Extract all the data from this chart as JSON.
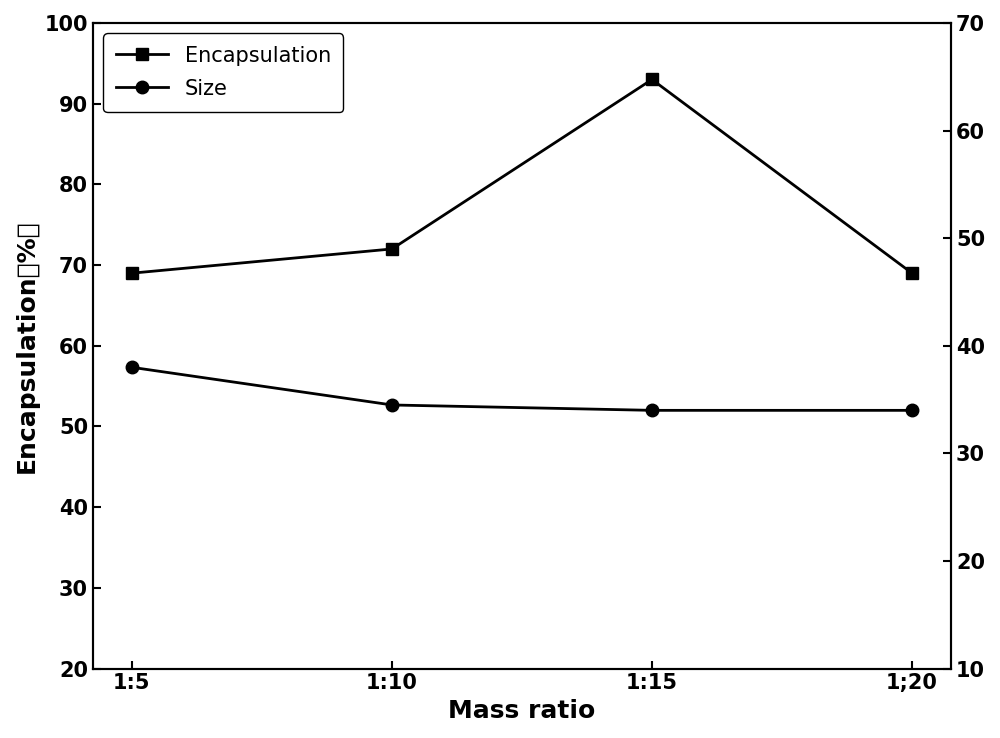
{
  "x_labels": [
    "1:5",
    "1:10",
    "1:15",
    "1;20"
  ],
  "x_positions": [
    0,
    1,
    2,
    3
  ],
  "encapsulation_values": [
    69.0,
    72.0,
    93.0,
    69.0
  ],
  "size_values": [
    38.0,
    34.5,
    34.0,
    34.0
  ],
  "left_ylabel": "Encapsulation（%）",
  "xlabel": "Mass ratio",
  "left_ylim": [
    20,
    100
  ],
  "right_ylim": [
    10,
    70
  ],
  "left_yticks": [
    20,
    30,
    40,
    50,
    60,
    70,
    80,
    90,
    100
  ],
  "right_yticks": [
    10,
    20,
    30,
    40,
    50,
    60,
    70
  ],
  "legend_encapsulation": "Encapsulation",
  "legend_size": "Size",
  "line_color": "#000000",
  "marker_square": "s",
  "marker_circle": "o",
  "marker_size": 9,
  "linewidth": 2.0,
  "fontsize_label": 18,
  "fontsize_tick": 15,
  "fontsize_legend": 15,
  "background_color": "#ffffff"
}
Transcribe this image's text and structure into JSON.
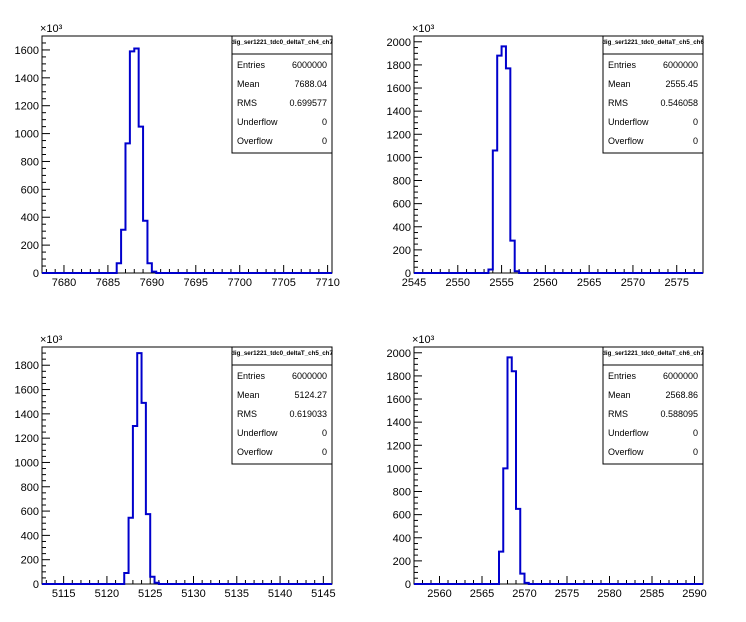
{
  "chart_data": [
    {
      "type": "histogram",
      "title": "dig_ser1221_tdc0_deltaT_ch4_ch7",
      "exponent_label": "×10³",
      "xlim": [
        7677.5,
        7710.5
      ],
      "ylim": [
        0,
        1700
      ],
      "x_ticks": [
        7680,
        7685,
        7690,
        7695,
        7700,
        7705,
        7710
      ],
      "y_ticks": [
        0,
        200,
        400,
        600,
        800,
        1000,
        1200,
        1400,
        1600
      ],
      "bin_width": 0.5,
      "bins": [
        {
          "x": 7685.5,
          "y": 0
        },
        {
          "x": 7686.0,
          "y": 70
        },
        {
          "x": 7686.5,
          "y": 310
        },
        {
          "x": 7687.0,
          "y": 930
        },
        {
          "x": 7687.5,
          "y": 1590
        },
        {
          "x": 7688.0,
          "y": 1610
        },
        {
          "x": 7688.5,
          "y": 1050
        },
        {
          "x": 7689.0,
          "y": 375
        },
        {
          "x": 7689.5,
          "y": 70
        },
        {
          "x": 7690.0,
          "y": 10
        }
      ],
      "stats": [
        {
          "label": "Entries",
          "value": "6000000"
        },
        {
          "label": "Mean",
          "value": "7688.04"
        },
        {
          "label": "RMS",
          "value": "0.699577"
        },
        {
          "label": "Underflow",
          "value": "0"
        },
        {
          "label": "Overflow",
          "value": "0"
        }
      ]
    },
    {
      "type": "histogram",
      "title": "dig_ser1221_tdc0_deltaT_ch5_ch6",
      "exponent_label": "×10³",
      "xlim": [
        2545,
        2578
      ],
      "ylim": [
        0,
        2050
      ],
      "x_ticks": [
        2545,
        2550,
        2555,
        2560,
        2565,
        2570,
        2575
      ],
      "y_ticks": [
        0,
        200,
        400,
        600,
        800,
        1000,
        1200,
        1400,
        1600,
        1800,
        2000
      ],
      "bin_width": 0.5,
      "bins": [
        {
          "x": 2553.0,
          "y": 0
        },
        {
          "x": 2553.5,
          "y": 30
        },
        {
          "x": 2554.0,
          "y": 1060
        },
        {
          "x": 2554.5,
          "y": 1880
        },
        {
          "x": 2555.0,
          "y": 1960
        },
        {
          "x": 2555.5,
          "y": 1770
        },
        {
          "x": 2556.0,
          "y": 280
        },
        {
          "x": 2556.5,
          "y": 15
        }
      ],
      "stats": [
        {
          "label": "Entries",
          "value": "6000000"
        },
        {
          "label": "Mean",
          "value": "2555.45"
        },
        {
          "label": "RMS",
          "value": "0.546058"
        },
        {
          "label": "Underflow",
          "value": "0"
        },
        {
          "label": "Overflow",
          "value": "0"
        }
      ]
    },
    {
      "type": "histogram",
      "title": "dig_ser1221_tdc0_deltaT_ch5_ch7",
      "exponent_label": "×10³",
      "xlim": [
        5112.5,
        5146
      ],
      "ylim": [
        0,
        1950
      ],
      "x_ticks": [
        5115,
        5120,
        5125,
        5130,
        5135,
        5140,
        5145
      ],
      "y_ticks": [
        0,
        200,
        400,
        600,
        800,
        1000,
        1200,
        1400,
        1600,
        1800
      ],
      "bin_width": 0.5,
      "bins": [
        {
          "x": 5121.5,
          "y": 0
        },
        {
          "x": 5122.0,
          "y": 90
        },
        {
          "x": 5122.5,
          "y": 545
        },
        {
          "x": 5123.0,
          "y": 1300
        },
        {
          "x": 5123.5,
          "y": 1900
        },
        {
          "x": 5124.0,
          "y": 1490
        },
        {
          "x": 5124.5,
          "y": 575
        },
        {
          "x": 5125.0,
          "y": 60
        },
        {
          "x": 5125.5,
          "y": 10
        }
      ],
      "stats": [
        {
          "label": "Entries",
          "value": "6000000"
        },
        {
          "label": "Mean",
          "value": "5124.27"
        },
        {
          "label": "RMS",
          "value": "0.619033"
        },
        {
          "label": "Underflow",
          "value": "0"
        },
        {
          "label": "Overflow",
          "value": "0"
        }
      ]
    },
    {
      "type": "histogram",
      "title": "dig_ser1221_tdc0_deltaT_ch6_ch7",
      "exponent_label": "×10³",
      "xlim": [
        2557,
        2591
      ],
      "ylim": [
        0,
        2050
      ],
      "x_ticks": [
        2560,
        2565,
        2570,
        2575,
        2580,
        2585,
        2590
      ],
      "y_ticks": [
        0,
        200,
        400,
        600,
        800,
        1000,
        1200,
        1400,
        1600,
        1800,
        2000
      ],
      "bin_width": 0.5,
      "bins": [
        {
          "x": 2566.5,
          "y": 0
        },
        {
          "x": 2567.0,
          "y": 280
        },
        {
          "x": 2567.5,
          "y": 1000
        },
        {
          "x": 2568.0,
          "y": 1960
        },
        {
          "x": 2568.5,
          "y": 1840
        },
        {
          "x": 2569.0,
          "y": 650
        },
        {
          "x": 2569.5,
          "y": 90
        },
        {
          "x": 2570.0,
          "y": 10
        }
      ],
      "stats": [
        {
          "label": "Entries",
          "value": "6000000"
        },
        {
          "label": "Mean",
          "value": "2568.86"
        },
        {
          "label": "RMS",
          "value": "0.588095"
        },
        {
          "label": "Underflow",
          "value": "0"
        },
        {
          "label": "Overflow",
          "value": "0"
        }
      ]
    }
  ],
  "colors": {
    "histogram_line": "#0000cc",
    "axis": "#000000",
    "background": "#ffffff"
  }
}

Task directions - Repeat all the records above exactly, leaving out any pictures.

Task result -
Extract all the data from this chart as JSON.
{
  "x_labels": [
    "1:5",
    "1:10",
    "1:15",
    "1;20"
  ],
  "x_positions": [
    0,
    1,
    2,
    3
  ],
  "encapsulation_values": [
    69.0,
    72.0,
    93.0,
    69.0
  ],
  "size_values": [
    38.0,
    34.5,
    34.0,
    34.0
  ],
  "left_ylabel": "Encapsulation（%）",
  "xlabel": "Mass ratio",
  "left_ylim": [
    20,
    100
  ],
  "right_ylim": [
    10,
    70
  ],
  "left_yticks": [
    20,
    30,
    40,
    50,
    60,
    70,
    80,
    90,
    100
  ],
  "right_yticks": [
    10,
    20,
    30,
    40,
    50,
    60,
    70
  ],
  "legend_encapsulation": "Encapsulation",
  "legend_size": "Size",
  "line_color": "#000000",
  "marker_square": "s",
  "marker_circle": "o",
  "marker_size": 9,
  "linewidth": 2.0,
  "fontsize_label": 18,
  "fontsize_tick": 15,
  "fontsize_legend": 15,
  "background_color": "#ffffff"
}
Transcribe this image's text and structure into JSON.
{
  "chart_data": [
    {
      "type": "histogram",
      "title": "dig_ser1221_tdc0_deltaT_ch4_ch7",
      "exponent_label": "×10³",
      "xlim": [
        7677.5,
        7710.5
      ],
      "ylim": [
        0,
        1700
      ],
      "x_ticks": [
        7680,
        7685,
        7690,
        7695,
        7700,
        7705,
        7710
      ],
      "y_ticks": [
        0,
        200,
        400,
        600,
        800,
        1000,
        1200,
        1400,
        1600
      ],
      "bin_width": 0.5,
      "bins": [
        {
          "x": 7685.5,
          "y": 0
        },
        {
          "x": 7686.0,
          "y": 70
        },
        {
          "x": 7686.5,
          "y": 310
        },
        {
          "x": 7687.0,
          "y": 930
        },
        {
          "x": 7687.5,
          "y": 1590
        },
        {
          "x": 7688.0,
          "y": 1610
        },
        {
          "x": 7688.5,
          "y": 1050
        },
        {
          "x": 7689.0,
          "y": 375
        },
        {
          "x": 7689.5,
          "y": 70
        },
        {
          "x": 7690.0,
          "y": 10
        }
      ],
      "stats": [
        {
          "label": "Entries",
          "value": "6000000"
        },
        {
          "label": "Mean",
          "value": "7688.04"
        },
        {
          "label": "RMS",
          "value": "0.699577"
        },
        {
          "label": "Underflow",
          "value": "0"
        },
        {
          "label": "Overflow",
          "value": "0"
        }
      ]
    },
    {
      "type": "histogram",
      "title": "dig_ser1221_tdc0_deltaT_ch5_ch6",
      "exponent_label": "×10³",
      "xlim": [
        2545,
        2578
      ],
      "ylim": [
        0,
        2050
      ],
      "x_ticks": [
        2545,
        2550,
        2555,
        2560,
        2565,
        2570,
        2575
      ],
      "y_ticks": [
        0,
        200,
        400,
        600,
        800,
        1000,
        1200,
        1400,
        1600,
        1800,
        2000
      ],
      "bin_width": 0.5,
      "bins": [
        {
          "x": 2553.0,
          "y": 0
        },
        {
          "x": 2553.5,
          "y": 30
        },
        {
          "x": 2554.0,
          "y": 1060
        },
        {
          "x": 2554.5,
          "y": 1880
        },
        {
          "x": 2555.0,
          "y": 1960
        },
        {
          "x": 2555.5,
          "y": 1770
        },
        {
          "x": 2556.0,
          "y": 280
        },
        {
          "x": 2556.5,
          "y": 15
        }
      ],
      "stats": [
        {
          "label": "Entries",
          "value": "6000000"
        },
        {
          "label": "Mean",
          "value": "2555.45"
        },
        {
          "label": "RMS",
          "value": "0.546058"
        },
        {
          "label": "Underflow",
          "value": "0"
        },
        {
          "label": "Overflow",
          "value": "0"
        }
      ]
    },
    {
      "type": "histogram",
      "title": "dig_ser1221_tdc0_deltaT_ch5_ch7",
      "exponent_label": "×10³",
      "xlim": [
        5112.5,
        5146
      ],
      "ylim": [
        0,
        1950
      ],
      "x_ticks": [
        5115,
        5120,
        5125,
        5130,
        5135,
        5140,
        5145
      ],
      "y_ticks": [
        0,
        200,
        400,
        600,
        800,
        1000,
        1200,
        1400,
        1600,
        1800
      ],
      "bin_width": 0.5,
      "bins": [
        {
          "x": 5121.5,
          "y": 0
        },
        {
          "x": 5122.0,
          "y": 90
        },
        {
          "x": 5122.5,
          "y": 545
        },
        {
          "x": 5123.0,
          "y": 1300
        },
        {
          "x": 5123.5,
          "y": 1900
        },
        {
          "x": 5124.0,
          "y": 1490
        },
        {
          "x": 5124.5,
          "y": 575
        },
        {
          "x": 5125.0,
          "y": 60
        },
        {
          "x": 5125.5,
          "y": 10
        }
      ],
      "stats": [
        {
          "label": "Entries",
          "value": "6000000"
        },
        {
          "label": "Mean",
          "value": "5124.27"
        },
        {
          "label": "RMS",
          "value": "0.619033"
        },
        {
          "label": "Underflow",
          "value": "0"
        },
        {
          "label": "Overflow",
          "value": "0"
        }
      ]
    },
    {
      "type": "histogram",
      "title": "dig_ser1221_tdc0_deltaT_ch6_ch7",
      "exponent_label": "×10³",
      "xlim": [
        2557,
        2591
      ],
      "ylim": [
        0,
        2050
      ],
      "x_ticks": [
        2560,
        2565,
        2570,
        2575,
        2580,
        2585,
        2590
      ],
      "y_ticks": [
        0,
        200,
        400,
        600,
        800,
        1000,
        1200,
        1400,
        1600,
        1800,
        2000
      ],
      "bin_width": 0.5,
      "bins": [
        {
          "x": 2566.5,
          "y": 0
        },
        {
          "x": 2567.0,
          "y": 280
        },
        {
          "x": 2567.5,
          "y": 1000
        },
        {
          "x": 2568.0,
          "y": 1960
        },
        {
          "x": 2568.5,
          "y": 1840
        },
        {
          "x": 2569.0,
          "y": 650
        },
        {
          "x": 2569.5,
          "y": 90
        },
        {
          "x": 2570.0,
          "y": 10
        }
      ],
      "stats": [
        {
          "label": "Entries",
          "value": "6000000"
        },
        {
          "label": "Mean",
          "value": "2568.86"
        },
        {
          "label": "RMS",
          "value": "0.588095"
        },
        {
          "label": "Underflow",
          "value": "0"
        },
        {
          "label": "Overflow",
          "value": "0"
        }
      ]
    }
  ],
  "colors": {
    "histogram_line": "#0000cc",
    "axis": "#000000",
    "background": "#ffffff"
  }
}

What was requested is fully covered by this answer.